# [DATA SUPPLIED]
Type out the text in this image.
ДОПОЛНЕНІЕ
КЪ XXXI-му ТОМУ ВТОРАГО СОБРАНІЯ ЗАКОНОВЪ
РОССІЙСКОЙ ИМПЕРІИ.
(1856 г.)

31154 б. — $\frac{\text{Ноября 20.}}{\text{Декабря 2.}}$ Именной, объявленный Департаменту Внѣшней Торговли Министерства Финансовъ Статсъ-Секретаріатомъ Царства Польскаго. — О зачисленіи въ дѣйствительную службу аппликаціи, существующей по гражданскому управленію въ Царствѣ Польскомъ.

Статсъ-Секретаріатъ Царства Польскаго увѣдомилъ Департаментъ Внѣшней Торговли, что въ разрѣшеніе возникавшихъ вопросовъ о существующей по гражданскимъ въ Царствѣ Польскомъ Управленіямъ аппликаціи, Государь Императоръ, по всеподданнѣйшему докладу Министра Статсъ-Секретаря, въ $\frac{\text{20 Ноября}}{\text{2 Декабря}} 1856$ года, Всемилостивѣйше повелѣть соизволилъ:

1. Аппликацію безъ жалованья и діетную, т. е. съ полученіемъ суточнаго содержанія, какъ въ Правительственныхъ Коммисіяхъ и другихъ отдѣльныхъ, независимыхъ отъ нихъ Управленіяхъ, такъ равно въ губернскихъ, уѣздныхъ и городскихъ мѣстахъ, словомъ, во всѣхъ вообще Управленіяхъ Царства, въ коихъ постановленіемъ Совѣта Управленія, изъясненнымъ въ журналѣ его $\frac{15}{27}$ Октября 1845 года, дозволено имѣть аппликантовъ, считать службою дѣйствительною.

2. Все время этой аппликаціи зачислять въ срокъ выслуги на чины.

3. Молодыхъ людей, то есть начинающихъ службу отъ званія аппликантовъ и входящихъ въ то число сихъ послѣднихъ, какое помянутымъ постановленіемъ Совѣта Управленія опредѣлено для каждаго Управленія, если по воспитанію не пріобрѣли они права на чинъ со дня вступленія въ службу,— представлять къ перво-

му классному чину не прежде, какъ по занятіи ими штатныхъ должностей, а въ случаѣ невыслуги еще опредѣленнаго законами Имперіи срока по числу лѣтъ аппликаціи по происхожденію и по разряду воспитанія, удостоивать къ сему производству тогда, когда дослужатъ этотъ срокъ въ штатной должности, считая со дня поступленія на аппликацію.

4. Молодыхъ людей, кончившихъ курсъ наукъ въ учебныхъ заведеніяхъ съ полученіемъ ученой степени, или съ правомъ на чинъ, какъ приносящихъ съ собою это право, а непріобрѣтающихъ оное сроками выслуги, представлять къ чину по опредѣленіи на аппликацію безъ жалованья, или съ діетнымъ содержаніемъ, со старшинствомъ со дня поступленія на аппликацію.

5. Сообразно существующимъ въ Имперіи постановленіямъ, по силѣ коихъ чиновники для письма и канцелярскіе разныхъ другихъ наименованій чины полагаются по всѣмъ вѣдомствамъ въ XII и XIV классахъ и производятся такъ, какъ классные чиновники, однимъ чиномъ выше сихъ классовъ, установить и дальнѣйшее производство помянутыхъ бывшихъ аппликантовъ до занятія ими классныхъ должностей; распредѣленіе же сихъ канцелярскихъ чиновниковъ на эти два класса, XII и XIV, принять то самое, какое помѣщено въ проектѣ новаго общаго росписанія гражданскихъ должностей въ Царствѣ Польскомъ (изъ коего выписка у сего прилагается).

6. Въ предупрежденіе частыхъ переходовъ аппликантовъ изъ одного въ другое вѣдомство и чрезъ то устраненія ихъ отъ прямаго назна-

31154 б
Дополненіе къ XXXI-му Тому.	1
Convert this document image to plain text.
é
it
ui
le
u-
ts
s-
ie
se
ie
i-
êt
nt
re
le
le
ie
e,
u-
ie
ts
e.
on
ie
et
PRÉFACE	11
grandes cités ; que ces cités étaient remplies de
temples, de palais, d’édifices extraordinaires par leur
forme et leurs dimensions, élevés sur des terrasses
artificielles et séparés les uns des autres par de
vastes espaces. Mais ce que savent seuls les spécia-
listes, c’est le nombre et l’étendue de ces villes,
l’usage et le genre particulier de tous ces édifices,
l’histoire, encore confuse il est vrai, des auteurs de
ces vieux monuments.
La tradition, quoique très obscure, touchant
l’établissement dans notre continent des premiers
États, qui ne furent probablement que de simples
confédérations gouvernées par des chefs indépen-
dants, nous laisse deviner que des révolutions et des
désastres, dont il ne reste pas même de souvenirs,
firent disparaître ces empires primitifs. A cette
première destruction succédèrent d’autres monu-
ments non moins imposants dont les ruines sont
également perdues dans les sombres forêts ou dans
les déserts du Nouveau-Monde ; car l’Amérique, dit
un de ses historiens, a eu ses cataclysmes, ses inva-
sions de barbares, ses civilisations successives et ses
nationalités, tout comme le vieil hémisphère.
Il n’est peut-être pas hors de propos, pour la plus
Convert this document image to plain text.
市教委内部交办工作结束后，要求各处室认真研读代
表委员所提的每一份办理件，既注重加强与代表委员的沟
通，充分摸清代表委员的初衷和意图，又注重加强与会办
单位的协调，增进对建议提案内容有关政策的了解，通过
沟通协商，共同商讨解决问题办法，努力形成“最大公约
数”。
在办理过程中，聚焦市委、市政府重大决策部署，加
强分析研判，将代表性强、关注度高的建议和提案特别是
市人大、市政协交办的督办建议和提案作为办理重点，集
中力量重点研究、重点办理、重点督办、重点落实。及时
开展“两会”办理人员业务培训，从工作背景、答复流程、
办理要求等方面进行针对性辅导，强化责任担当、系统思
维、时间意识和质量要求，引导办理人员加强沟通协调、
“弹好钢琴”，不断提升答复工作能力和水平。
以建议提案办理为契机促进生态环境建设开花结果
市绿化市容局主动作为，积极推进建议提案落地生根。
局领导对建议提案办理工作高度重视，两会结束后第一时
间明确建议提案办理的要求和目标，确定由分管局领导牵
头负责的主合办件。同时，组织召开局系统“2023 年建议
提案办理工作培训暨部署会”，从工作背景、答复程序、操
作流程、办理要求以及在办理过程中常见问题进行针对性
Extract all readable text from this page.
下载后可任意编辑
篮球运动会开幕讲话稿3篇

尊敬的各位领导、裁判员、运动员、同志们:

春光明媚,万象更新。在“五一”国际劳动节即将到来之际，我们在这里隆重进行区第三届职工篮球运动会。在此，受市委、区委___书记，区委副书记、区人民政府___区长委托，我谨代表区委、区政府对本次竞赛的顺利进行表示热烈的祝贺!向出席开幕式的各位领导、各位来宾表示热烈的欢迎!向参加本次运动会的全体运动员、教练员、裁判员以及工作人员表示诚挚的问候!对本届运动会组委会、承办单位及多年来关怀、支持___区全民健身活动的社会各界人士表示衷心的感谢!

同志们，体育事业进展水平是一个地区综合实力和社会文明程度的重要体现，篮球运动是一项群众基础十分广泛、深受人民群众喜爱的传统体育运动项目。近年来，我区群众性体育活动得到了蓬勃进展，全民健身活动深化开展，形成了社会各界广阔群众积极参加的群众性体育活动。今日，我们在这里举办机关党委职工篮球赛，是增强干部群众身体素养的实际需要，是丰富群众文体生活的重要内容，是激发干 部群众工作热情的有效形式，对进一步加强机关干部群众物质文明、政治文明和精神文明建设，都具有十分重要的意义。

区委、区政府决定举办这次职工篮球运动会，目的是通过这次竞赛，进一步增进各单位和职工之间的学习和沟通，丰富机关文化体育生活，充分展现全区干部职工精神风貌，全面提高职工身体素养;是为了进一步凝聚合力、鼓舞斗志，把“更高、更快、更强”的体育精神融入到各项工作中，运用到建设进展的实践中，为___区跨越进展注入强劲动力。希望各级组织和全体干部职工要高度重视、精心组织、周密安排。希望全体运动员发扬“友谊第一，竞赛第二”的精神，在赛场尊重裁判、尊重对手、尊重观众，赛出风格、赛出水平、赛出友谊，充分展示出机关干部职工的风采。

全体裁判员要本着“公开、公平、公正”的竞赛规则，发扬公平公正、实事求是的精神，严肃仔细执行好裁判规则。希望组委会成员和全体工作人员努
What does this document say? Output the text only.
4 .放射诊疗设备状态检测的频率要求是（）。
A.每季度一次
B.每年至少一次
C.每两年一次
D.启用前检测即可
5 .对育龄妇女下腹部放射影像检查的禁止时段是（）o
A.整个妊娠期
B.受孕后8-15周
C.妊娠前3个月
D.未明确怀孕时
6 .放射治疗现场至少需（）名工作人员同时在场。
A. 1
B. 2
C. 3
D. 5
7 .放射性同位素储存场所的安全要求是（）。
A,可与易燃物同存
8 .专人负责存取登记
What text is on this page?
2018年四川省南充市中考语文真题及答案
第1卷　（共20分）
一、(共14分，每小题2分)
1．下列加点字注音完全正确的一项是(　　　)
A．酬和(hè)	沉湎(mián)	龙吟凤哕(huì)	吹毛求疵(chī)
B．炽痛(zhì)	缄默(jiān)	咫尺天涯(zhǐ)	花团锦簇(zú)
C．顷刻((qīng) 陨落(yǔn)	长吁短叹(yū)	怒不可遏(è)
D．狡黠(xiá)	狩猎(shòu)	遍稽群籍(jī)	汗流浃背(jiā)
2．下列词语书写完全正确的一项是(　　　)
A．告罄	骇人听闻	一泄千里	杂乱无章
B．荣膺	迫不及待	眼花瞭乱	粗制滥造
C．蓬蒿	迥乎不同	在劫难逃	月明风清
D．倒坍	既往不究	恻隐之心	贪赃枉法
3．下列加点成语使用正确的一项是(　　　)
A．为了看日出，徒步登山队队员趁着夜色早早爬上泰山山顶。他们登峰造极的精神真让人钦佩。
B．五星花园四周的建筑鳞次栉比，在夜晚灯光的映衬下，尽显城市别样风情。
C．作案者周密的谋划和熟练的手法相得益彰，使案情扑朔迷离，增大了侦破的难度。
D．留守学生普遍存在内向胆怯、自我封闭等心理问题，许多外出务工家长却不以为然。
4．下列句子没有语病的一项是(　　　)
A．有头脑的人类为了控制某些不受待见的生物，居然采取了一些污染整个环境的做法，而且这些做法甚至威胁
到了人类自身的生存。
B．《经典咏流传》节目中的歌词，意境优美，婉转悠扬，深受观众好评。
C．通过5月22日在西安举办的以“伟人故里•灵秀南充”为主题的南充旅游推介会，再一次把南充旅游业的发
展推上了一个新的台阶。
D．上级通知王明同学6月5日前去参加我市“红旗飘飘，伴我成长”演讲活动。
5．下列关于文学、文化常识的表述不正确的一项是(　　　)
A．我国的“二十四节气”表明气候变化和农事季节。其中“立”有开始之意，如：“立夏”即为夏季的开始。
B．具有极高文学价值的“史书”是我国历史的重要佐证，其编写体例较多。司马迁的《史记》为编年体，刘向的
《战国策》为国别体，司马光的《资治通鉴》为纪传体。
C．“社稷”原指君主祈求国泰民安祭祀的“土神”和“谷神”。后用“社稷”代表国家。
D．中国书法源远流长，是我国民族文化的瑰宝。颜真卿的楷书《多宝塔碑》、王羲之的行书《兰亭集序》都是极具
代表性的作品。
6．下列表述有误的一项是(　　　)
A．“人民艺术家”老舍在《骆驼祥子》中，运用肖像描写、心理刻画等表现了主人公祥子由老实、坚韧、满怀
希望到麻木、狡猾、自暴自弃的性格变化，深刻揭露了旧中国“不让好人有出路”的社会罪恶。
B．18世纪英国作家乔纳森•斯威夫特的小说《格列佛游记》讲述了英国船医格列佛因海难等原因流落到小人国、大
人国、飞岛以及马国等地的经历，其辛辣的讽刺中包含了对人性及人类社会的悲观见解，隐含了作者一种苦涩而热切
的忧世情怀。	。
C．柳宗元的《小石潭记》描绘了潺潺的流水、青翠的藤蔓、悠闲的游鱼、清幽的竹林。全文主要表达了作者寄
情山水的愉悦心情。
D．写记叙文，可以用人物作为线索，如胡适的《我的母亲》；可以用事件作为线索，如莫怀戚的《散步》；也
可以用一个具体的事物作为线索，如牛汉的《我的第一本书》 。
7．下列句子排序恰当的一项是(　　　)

# [WORK TO BE COMPLETED]
Extract, exactly, the lines above that begin at the line containing "What text is on this page?" and end at the final line of the records; add no other text.

# [EXPECTED ANSWER]
What text is on this page?
2018年四川省南充市中考语文真题及答案
第1卷　（共20分）
一、(共14分，每小题2分)
1．下列加点字注音完全正确的一项是(　　　)
A．酬和(hè)	沉湎(mián)	龙吟凤哕(huì)	吹毛求疵(chī)
B．炽痛(zhì)	缄默(jiān)	咫尺天涯(zhǐ)	花团锦簇(zú)
C．顷刻((qīng) 陨落(yǔn)	长吁短叹(yū)	怒不可遏(è)
D．狡黠(xiá)	狩猎(shòu)	遍稽群籍(jī)	汗流浃背(jiā)
2．下列词语书写完全正确的一项是(　　　)
A．告罄	骇人听闻	一泄千里	杂乱无章
B．荣膺	迫不及待	眼花瞭乱	粗制滥造
C．蓬蒿	迥乎不同	在劫难逃	月明风清
D．倒坍	既往不究	恻隐之心	贪赃枉法
3．下列加点成语使用正确的一项是(　　　)
A．为了看日出，徒步登山队队员趁着夜色早早爬上泰山山顶。他们登峰造极的精神真让人钦佩。
B．五星花园四周的建筑鳞次栉比，在夜晚灯光的映衬下，尽显城市别样风情。
C．作案者周密的谋划和熟练的手法相得益彰，使案情扑朔迷离，增大了侦破的难度。
D．留守学生普遍存在内向胆怯、自我封闭等心理问题，许多外出务工家长却不以为然。
4．下列句子没有语病的一项是(　　　)
A．有头脑的人类为了控制某些不受待见的生物，居然采取了一些污染整个环境的做法，而且这些做法甚至威胁
到了人类自身的生存。
B．《经典咏流传》节目中的歌词，意境优美，婉转悠扬，深受观众好评。
C．通过5月22日在西安举办的以“伟人故里•灵秀南充”为主题的南充旅游推介会，再一次把南充旅游业的发
展推上了一个新的台阶。
D．上级通知王明同学6月5日前去参加我市“红旗飘飘，伴我成长”演讲活动。
5．下列关于文学、文化常识的表述不正确的一项是(　　　)
A．我国的“二十四节气”表明气候变化和农事季节。其中“立”有开始之意，如：“立夏”即为夏季的开始。
B．具有极高文学价值的“史书”是我国历史的重要佐证，其编写体例较多。司马迁的《史记》为编年体，刘向的
《战国策》为国别体，司马光的《资治通鉴》为纪传体。
C．“社稷”原指君主祈求国泰民安祭祀的“土神”和“谷神”。后用“社稷”代表国家。
D．中国书法源远流长，是我国民族文化的瑰宝。颜真卿的楷书《多宝塔碑》、王羲之的行书《兰亭集序》都是极具
代表性的作品。
6．下列表述有误的一项是(　　　)
A．“人民艺术家”老舍在《骆驼祥子》中，运用肖像描写、心理刻画等表现了主人公祥子由老实、坚韧、满怀
希望到麻木、狡猾、自暴自弃的性格变化，深刻揭露了旧中国“不让好人有出路”的社会罪恶。
B．18世纪英国作家乔纳森•斯威夫特的小说《格列佛游记》讲述了英国船医格列佛因海难等原因流落到小人国、大
人国、飞岛以及马国等地的经历，其辛辣的讽刺中包含了对人性及人类社会的悲观见解，隐含了作者一种苦涩而热切
的忧世情怀。	。
C．柳宗元的《小石潭记》描绘了潺潺的流水、青翠的藤蔓、悠闲的游鱼、清幽的竹林。全文主要表达了作者寄
情山水的愉悦心情。
D．写记叙文，可以用人物作为线索，如胡适的《我的母亲》；可以用事件作为线索，如莫怀戚的《散步》；也
可以用一个具体的事物作为线索，如牛汉的《我的第一本书》 。
7．下列句子排序恰当的一项是(　　　)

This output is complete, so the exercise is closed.